→ What to produce:
Copy out the items from the start of the records through the line that contains "393, 303, 537]", replacing "scattered-ray" with "diffuse-ray" wherever it occurs and keeping everything else unchanged.

Listings of items with boxed layouts
- - - - - - -

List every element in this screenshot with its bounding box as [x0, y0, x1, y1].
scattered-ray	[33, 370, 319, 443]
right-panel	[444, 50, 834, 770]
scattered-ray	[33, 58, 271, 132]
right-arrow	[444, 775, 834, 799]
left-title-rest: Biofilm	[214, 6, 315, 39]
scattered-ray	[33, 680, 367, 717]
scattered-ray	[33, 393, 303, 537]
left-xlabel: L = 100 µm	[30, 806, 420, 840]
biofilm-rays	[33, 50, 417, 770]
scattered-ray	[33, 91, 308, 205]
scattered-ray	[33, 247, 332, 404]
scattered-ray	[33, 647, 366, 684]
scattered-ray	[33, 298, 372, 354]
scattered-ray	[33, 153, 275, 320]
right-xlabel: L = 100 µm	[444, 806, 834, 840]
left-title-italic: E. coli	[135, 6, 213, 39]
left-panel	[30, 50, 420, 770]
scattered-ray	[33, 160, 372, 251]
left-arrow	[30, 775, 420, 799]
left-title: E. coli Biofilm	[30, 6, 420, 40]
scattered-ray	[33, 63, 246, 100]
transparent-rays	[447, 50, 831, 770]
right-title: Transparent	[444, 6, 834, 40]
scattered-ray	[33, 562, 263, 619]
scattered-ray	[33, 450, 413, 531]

- - - - - - -

→ Result:
List every element in this screenshot with its bounding box as [x0, y0, x1, y1].
diffuse-ray	[33, 370, 319, 443]
right-panel	[444, 50, 834, 770]
diffuse-ray	[33, 58, 271, 132]
right-arrow	[444, 775, 834, 799]
left-title-rest: Biofilm	[214, 6, 315, 39]
diffuse-ray	[33, 680, 367, 717]
diffuse-ray	[33, 393, 303, 537]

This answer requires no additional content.